- **SHORT TASK**
State how many lines of the entries hold the string "Current". Reply with the number alone.

- **DATA IN THIS EXERCISE**
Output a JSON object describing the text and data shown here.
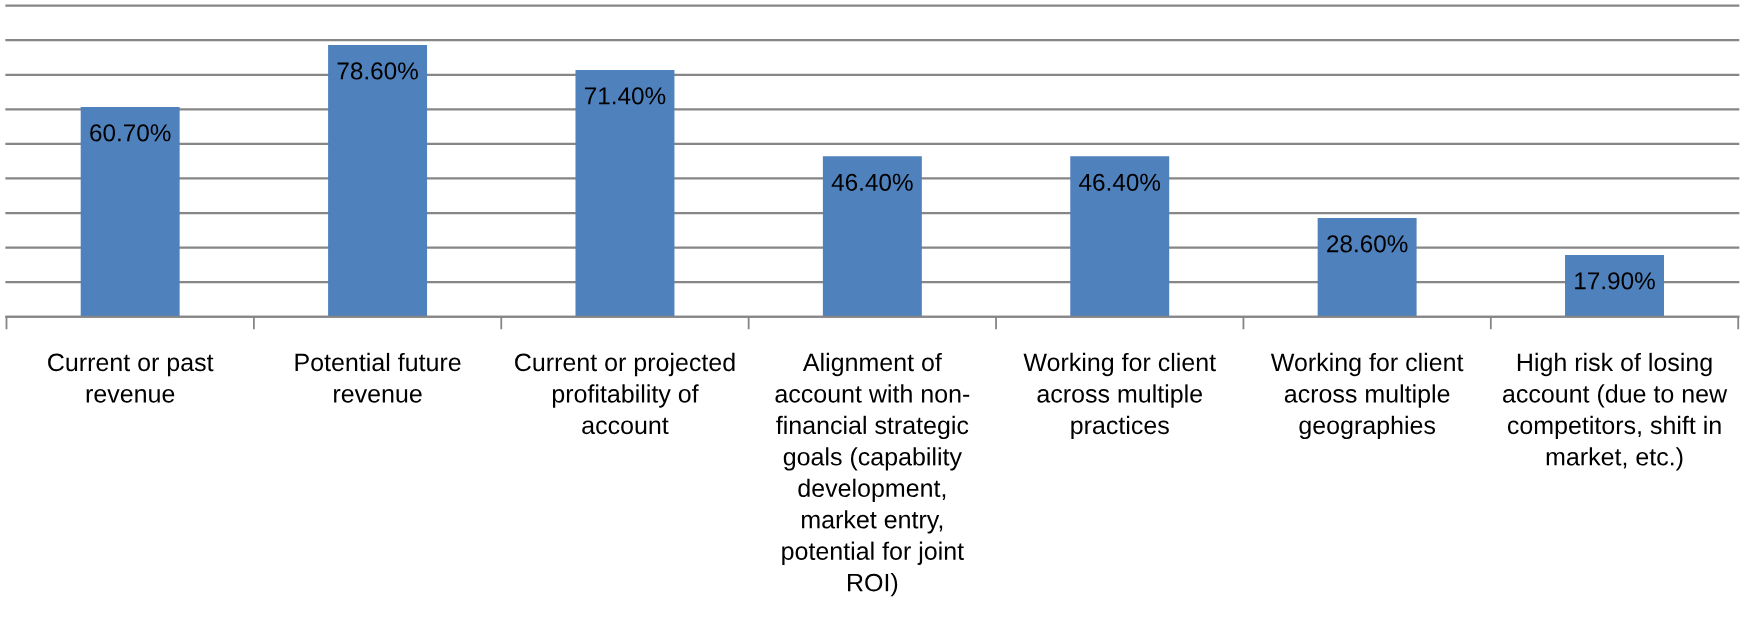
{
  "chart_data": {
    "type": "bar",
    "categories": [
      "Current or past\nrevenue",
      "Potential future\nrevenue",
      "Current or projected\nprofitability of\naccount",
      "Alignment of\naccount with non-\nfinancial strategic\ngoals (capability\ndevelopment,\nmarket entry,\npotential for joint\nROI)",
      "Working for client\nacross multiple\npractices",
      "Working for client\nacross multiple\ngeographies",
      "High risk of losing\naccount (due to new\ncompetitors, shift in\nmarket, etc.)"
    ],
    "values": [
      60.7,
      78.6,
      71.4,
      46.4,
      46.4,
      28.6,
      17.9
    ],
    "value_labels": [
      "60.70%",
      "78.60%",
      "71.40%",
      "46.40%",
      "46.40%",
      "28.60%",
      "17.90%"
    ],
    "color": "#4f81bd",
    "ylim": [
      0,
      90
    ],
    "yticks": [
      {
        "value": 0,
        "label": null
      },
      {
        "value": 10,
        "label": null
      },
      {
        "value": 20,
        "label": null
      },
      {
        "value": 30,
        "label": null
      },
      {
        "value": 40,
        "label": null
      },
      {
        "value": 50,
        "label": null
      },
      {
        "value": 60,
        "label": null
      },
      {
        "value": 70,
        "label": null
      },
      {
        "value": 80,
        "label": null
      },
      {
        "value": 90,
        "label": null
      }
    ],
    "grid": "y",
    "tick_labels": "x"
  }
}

- **COMPLETE OUTPUT**
2